The problem
Each entry below is to be given again word for word, with no pictures.
▽
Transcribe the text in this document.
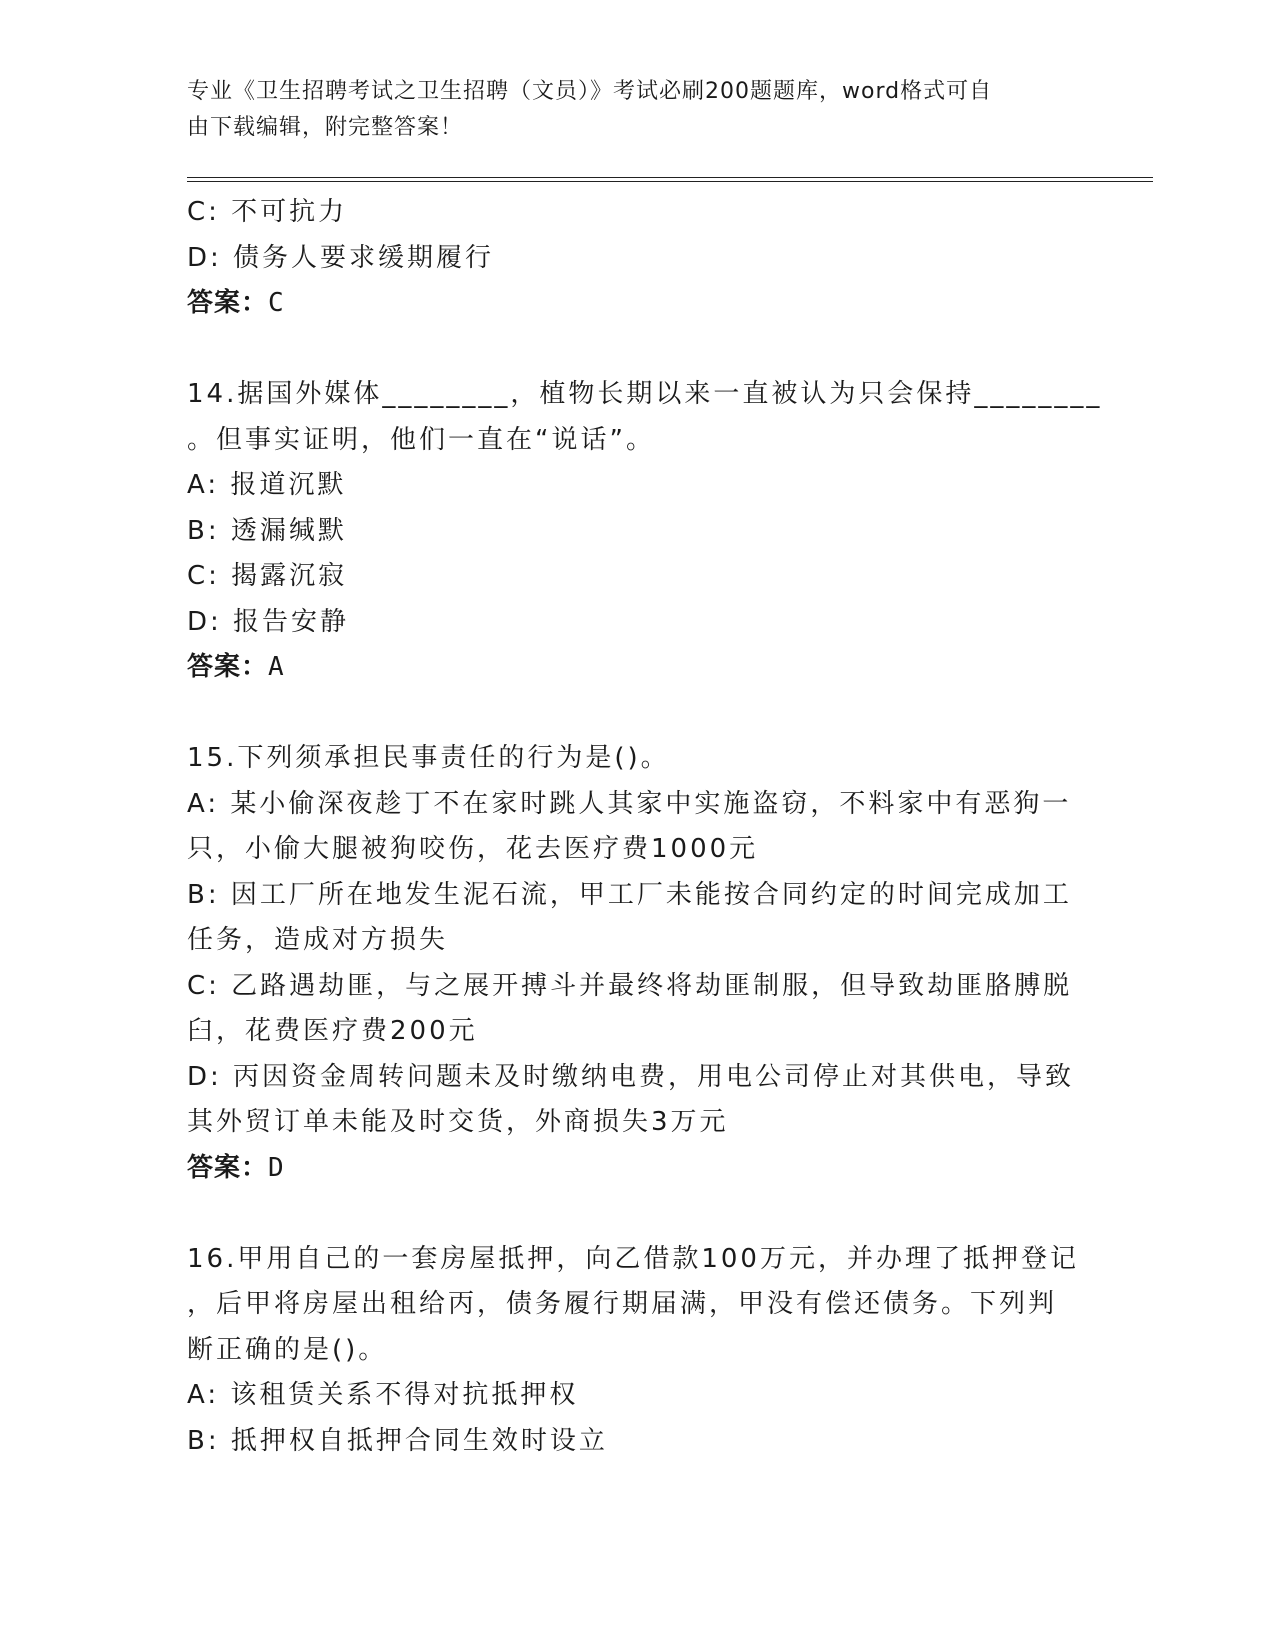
专业《卫生招聘考试之卫生招聘（文员）》考试必刷200题题库，word格式可自
由下载编辑，附完整答案！
C: 不可抗力
D: 债务人要求缓期履行
答案：C
14.据国外媒体________，植物长期以来一直被认为只会保持________
。但事实证明，他们一直在“说话”。
A: 报道沉默
B: 透漏缄默
C: 揭露沉寂
D: 报告安静
答案：A
15.下列须承担民事责任的行为是()。
A: 某小偷深夜趁丁不在家时跳人其家中实施盗窃，不料家中有恶狗一
只，小偷大腿被狗咬伤，花去医疗费1000元
B: 因工厂所在地发生泥石流，甲工厂未能按合同约定的时间完成加工
任务，造成对方损失
C: 乙路遇劫匪，与之展开搏斗并最终将劫匪制服，但导致劫匪胳膊脱
臼，花费医疗费200元
D: 丙因资金周转问题未及时缴纳电费，用电公司停止对其供电，导致
其外贸订单未能及时交货，外商损失3万元
答案：D
16.甲用自己的一套房屋抵押，向乙借款100万元，并办理了抵押登记
，后甲将房屋出租给丙，债务履行期届满，甲没有偿还债务。下列判
断正确的是()。
A: 该租赁关系不得对抗抵押权
B: 抵押权自抵押合同生效时设立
△
Task output
Transcribe the text in this document.
专业《卫生招聘考试之卫生招聘（文员）》考试必刷200题题库，word格式可自
由下载编辑，附完整答案！
C: 不可抗力
D: 债务人要求缓期履行
答案：C
14.据国外媒体________，植物长期以来一直被认为只会保持________
。但事实证明，他们一直在“说话”。
A: 报道沉默
B: 透漏缄默
C: 揭露沉寂
D: 报告安静
答案：A
15.下列须承担民事责任的行为是()。
A: 某小偷深夜趁丁不在家时跳人其家中实施盗窃，不料家中有恶狗一
只，小偷大腿被狗咬伤，花去医疗费1000元
B: 因工厂所在地发生泥石流，甲工厂未能按合同约定的时间完成加工
任务，造成对方损失
C: 乙路遇劫匪，与之展开搏斗并最终将劫匪制服，但导致劫匪胳膊脱
臼，花费医疗费200元
D: 丙因资金周转问题未及时缴纳电费，用电公司停止对其供电，导致
其外贸订单未能及时交货，外商损失3万元
答案：D
16.甲用自己的一套房屋抵押，向乙借款100万元，并办理了抵押登记
，后甲将房屋出租给丙，债务履行期届满，甲没有偿还债务。下列判
断正确的是()。
A: 该租赁关系不得对抗抵押权
B: 抵押权自抵押合同生效时设立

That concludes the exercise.